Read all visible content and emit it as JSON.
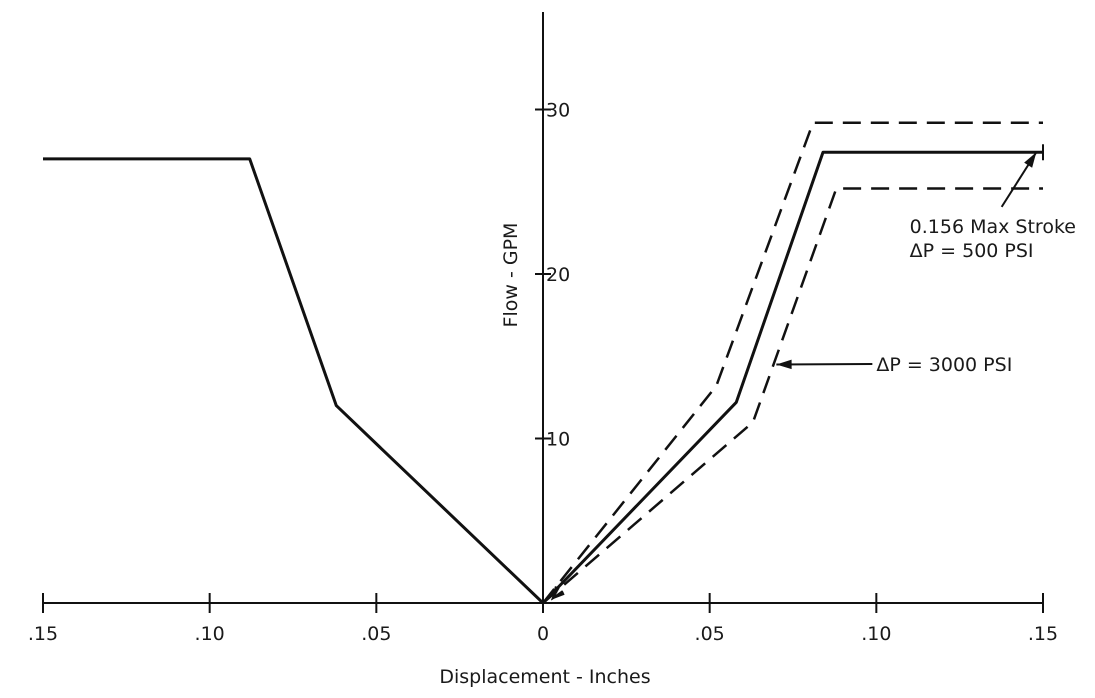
{
  "chart_data": {
    "type": "line",
    "title": "",
    "xlabel": "Displacement - Inches",
    "ylabel": "Flow - GPM",
    "xlim": [
      -0.15,
      0.15
    ],
    "ylim": [
      0,
      35
    ],
    "x_tick_labels": [
      ".15",
      ".10",
      ".05",
      "0",
      ".05",
      ".10",
      ".15"
    ],
    "x_tick_values": [
      -0.15,
      -0.1,
      -0.05,
      0,
      0.05,
      0.1,
      0.15
    ],
    "y_tick_labels": [
      "10",
      "20",
      "30"
    ],
    "y_tick_values": [
      10,
      20,
      30
    ],
    "grid": false,
    "series": [
      {
        "style": "solid",
        "x": [
          -0.15,
          -0.088,
          -0.062,
          0,
          0.058,
          0.084,
          0.15
        ],
        "y": [
          27,
          27,
          12,
          0,
          12.2,
          27.4,
          27.4
        ]
      },
      {
        "style": "dashed",
        "x": [
          0,
          0.052,
          0.081,
          0.15
        ],
        "y": [
          0,
          13.2,
          29.2,
          29.2
        ]
      },
      {
        "style": "dashed",
        "x": [
          0,
          0.063,
          0.088,
          0.15
        ],
        "y": [
          0,
          11,
          25.2,
          25.2
        ]
      }
    ],
    "annotations": [
      {
        "lines": [
          "0.156 Max Stroke",
          "ΔP = 500 PSI"
        ],
        "x": 0.11,
        "y": 22.5,
        "arrow_to": [
          0.148,
          27.4
        ]
      },
      {
        "lines": [
          "ΔP = 3000 PSI"
        ],
        "x": 0.1,
        "y": 14.1,
        "arrow_to": [
          0.07,
          14.5
        ]
      }
    ]
  }
}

════

▸ **Stated task**: Transcribe all the lines above exactly, apart from the pictures.

▸ **Solution for this exercise**:
Read all visible content and emit it as JSON.
{
  "chart_data": {
    "type": "line",
    "title": "",
    "xlabel": "Displacement - Inches",
    "ylabel": "Flow - GPM",
    "xlim": [
      -0.15,
      0.15
    ],
    "ylim": [
      0,
      35
    ],
    "x_tick_labels": [
      ".15",
      ".10",
      ".05",
      "0",
      ".05",
      ".10",
      ".15"
    ],
    "x_tick_values": [
      -0.15,
      -0.1,
      -0.05,
      0,
      0.05,
      0.1,
      0.15
    ],
    "y_tick_labels": [
      "10",
      "20",
      "30"
    ],
    "y_tick_values": [
      10,
      20,
      30
    ],
    "grid": false,
    "series": [
      {
        "style": "solid",
        "x": [
          -0.15,
          -0.088,
          -0.062,
          0,
          0.058,
          0.084,
          0.15
        ],
        "y": [
          27,
          27,
          12,
          0,
          12.2,
          27.4,
          27.4
        ]
      },
      {
        "style": "dashed",
        "x": [
          0,
          0.052,
          0.081,
          0.15
        ],
        "y": [
          0,
          13.2,
          29.2,
          29.2
        ]
      },
      {
        "style": "dashed",
        "x": [
          0,
          0.063,
          0.088,
          0.15
        ],
        "y": [
          0,
          11,
          25.2,
          25.2
        ]
      }
    ],
    "annotations": [
      {
        "lines": [
          "0.156 Max Stroke",
          "ΔP = 500 PSI"
        ],
        "x": 0.11,
        "y": 22.5,
        "arrow_to": [
          0.148,
          27.4
        ]
      },
      {
        "lines": [
          "ΔP = 3000 PSI"
        ],
        "x": 0.1,
        "y": 14.1,
        "arrow_to": [
          0.07,
          14.5
        ]
      }
    ]
  }
}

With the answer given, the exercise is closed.